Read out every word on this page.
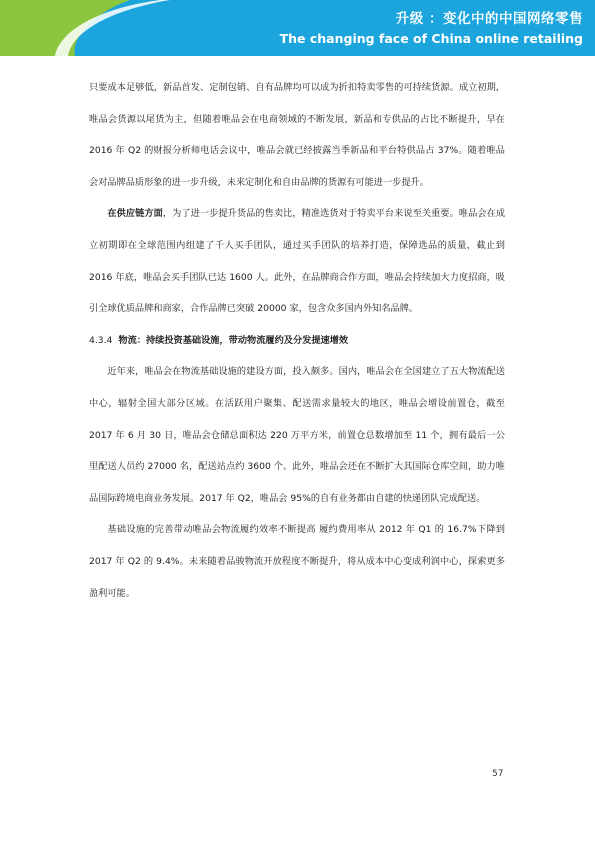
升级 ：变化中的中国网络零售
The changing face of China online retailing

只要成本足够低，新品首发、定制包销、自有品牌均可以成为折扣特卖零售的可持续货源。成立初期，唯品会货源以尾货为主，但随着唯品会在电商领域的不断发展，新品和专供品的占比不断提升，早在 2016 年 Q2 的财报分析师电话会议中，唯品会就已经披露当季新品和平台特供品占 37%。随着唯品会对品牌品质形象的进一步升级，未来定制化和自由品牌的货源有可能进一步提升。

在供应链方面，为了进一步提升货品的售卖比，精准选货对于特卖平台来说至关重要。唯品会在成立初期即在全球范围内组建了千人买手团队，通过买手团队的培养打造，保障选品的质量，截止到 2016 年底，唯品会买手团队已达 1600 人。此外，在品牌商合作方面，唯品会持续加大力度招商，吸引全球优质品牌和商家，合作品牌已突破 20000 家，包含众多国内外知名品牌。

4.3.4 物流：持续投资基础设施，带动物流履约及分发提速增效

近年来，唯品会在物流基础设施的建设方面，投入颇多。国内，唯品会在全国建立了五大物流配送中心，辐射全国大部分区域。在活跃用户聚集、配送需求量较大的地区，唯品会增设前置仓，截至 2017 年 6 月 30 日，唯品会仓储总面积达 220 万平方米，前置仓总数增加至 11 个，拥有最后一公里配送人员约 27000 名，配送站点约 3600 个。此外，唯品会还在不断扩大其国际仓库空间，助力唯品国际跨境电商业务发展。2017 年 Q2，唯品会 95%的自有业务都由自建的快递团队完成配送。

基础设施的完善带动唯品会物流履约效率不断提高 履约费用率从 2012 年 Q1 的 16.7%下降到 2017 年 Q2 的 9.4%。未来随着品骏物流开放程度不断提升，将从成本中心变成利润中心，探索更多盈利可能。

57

### Aim of the task
Leave out the pictures and copy the rest of the material above exactly.

### Response
Read out every word on this page.
升级 ：变化中的中国网络零售
The changing face of China online retailing

只要成本足够低，新品首发、定制包销、自有品牌均可以成为折扣特卖零售的可持续货源。成立初期，唯品会货源以尾货为主，但随着唯品会在电商领域的不断发展，新品和专供品的占比不断提升，早在 2016 年 Q2 的财报分析师电话会议中，唯品会就已经披露当季新品和平台特供品占 37%。随着唯品会对品牌品质形象的进一步升级，未来定制化和自由品牌的货源有可能进一步提升。

在供应链方面，为了进一步提升货品的售卖比，精准选货对于特卖平台来说至关重要。唯品会在成立初期即在全球范围内组建了千人买手团队，通过买手团队的培养打造，保障选品的质量，截止到 2016 年底，唯品会买手团队已达 1600 人。此外，在品牌商合作方面，唯品会持续加大力度招商，吸引全球优质品牌和商家，合作品牌已突破 20000 家，包含众多国内外知名品牌。

4.3.4 物流：持续投资基础设施，带动物流履约及分发提速增效

近年来，唯品会在物流基础设施的建设方面，投入颇多。国内，唯品会在全国建立了五大物流配送中心，辐射全国大部分区域。在活跃用户聚集、配送需求量较大的地区，唯品会增设前置仓，截至 2017 年 6 月 30 日，唯品会仓储总面积达 220 万平方米，前置仓总数增加至 11 个，拥有最后一公里配送人员约 27000 名，配送站点约 3600 个。此外，唯品会还在不断扩大其国际仓库空间，助力唯品国际跨境电商业务发展。2017 年 Q2，唯品会 95%的自有业务都由自建的快递团队完成配送。

基础设施的完善带动唯品会物流履约效率不断提高 履约费用率从 2012 年 Q1 的 16.7%下降到 2017 年 Q2 的 9.4%。未来随着品骏物流开放程度不断提升，将从成本中心变成利润中心，探索更多盈利可能。

57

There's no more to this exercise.